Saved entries
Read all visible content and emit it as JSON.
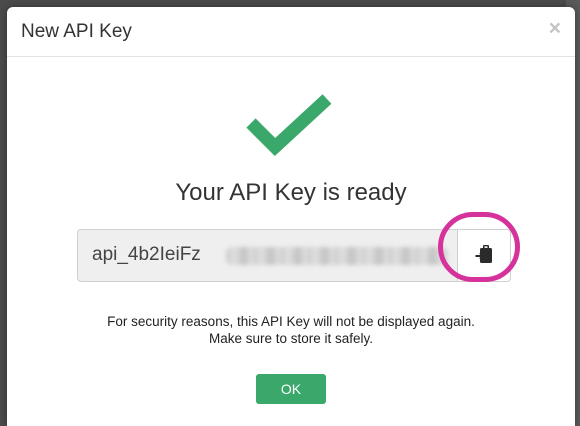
{
  "modal": {
    "title": "New API Key",
    "close_label": "×"
  },
  "content": {
    "heading": "Your API Key is ready",
    "api_key_prefix": "api_4b2IeiFz",
    "copy_icon": "clipboard-paste-icon",
    "notice_line1": "For security reasons, this API Key will not be displayed again.",
    "notice_line2": "Make sure to store it safely."
  },
  "footer": {
    "ok_label": "OK"
  },
  "colors": {
    "success_green": "#3aa86a",
    "highlight_pink": "#d6329c"
  }
}
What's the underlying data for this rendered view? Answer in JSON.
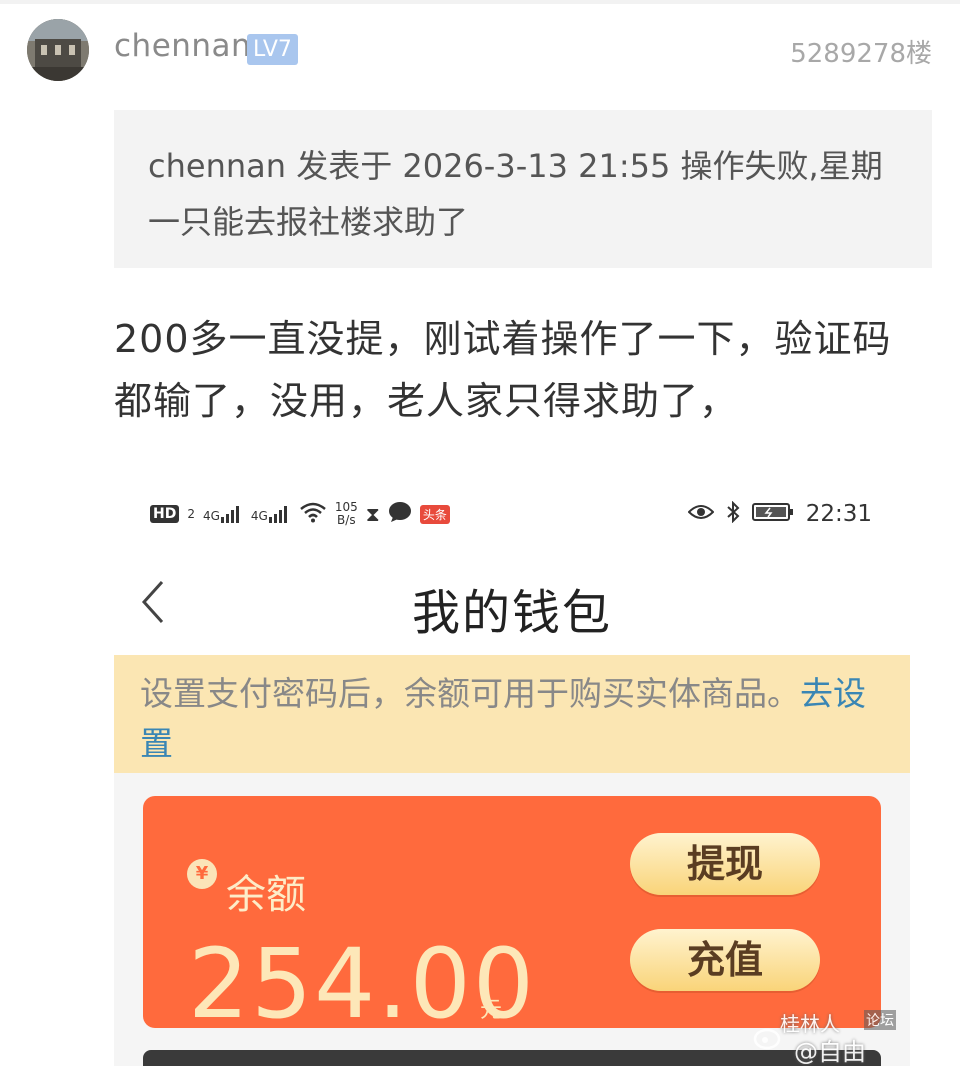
{
  "post": {
    "username": "chennan",
    "level": "LV7",
    "floor": "5289278楼"
  },
  "quote": {
    "text": "chennan 发表于 2026-3-13 21:55 操作失败,星期一只能去报社楼求助了"
  },
  "reply": {
    "text": "200多一直没提，刚试着操作了一下，验证码都输了，没用，老人家只得求助了，"
  },
  "phone": {
    "statusbar": {
      "hd": "HD",
      "hd_sub": "2",
      "signal1": "4G",
      "signal2": "4G",
      "net_speed_value": "105",
      "net_speed_unit": "B/s",
      "toutiao": "头条",
      "time": "22:31"
    },
    "nav": {
      "back_icon": "chevron-left-icon",
      "title": "我的钱包"
    },
    "notice": {
      "text": "设置支付密码后，余额可用于购买实体商品。",
      "link": "去设置"
    },
    "wallet": {
      "currency_symbol": "¥",
      "balance_label": "余额",
      "balance_amount": "254.00",
      "balance_unit": "元",
      "withdraw_label": "提现",
      "recharge_label": "充值",
      "card_color": "#ff6a3d"
    }
  },
  "watermark": {
    "line1": "桂林人",
    "badge": "论坛",
    "line2": "@自由"
  },
  "colors": {
    "level_badge": "#a9c6ee",
    "notice_bg": "#fbe6b3",
    "notice_link": "#3a86b4",
    "button_gold": "#f9d479"
  }
}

Exercise details - Search the data above for lines holding "chennan" and copy each of them.

Response to the exercise -
    "username": "chennan",
    "text": "chennan 发表于 2026-3-13 21:55 操作失败,星期一只能去报社楼求助了"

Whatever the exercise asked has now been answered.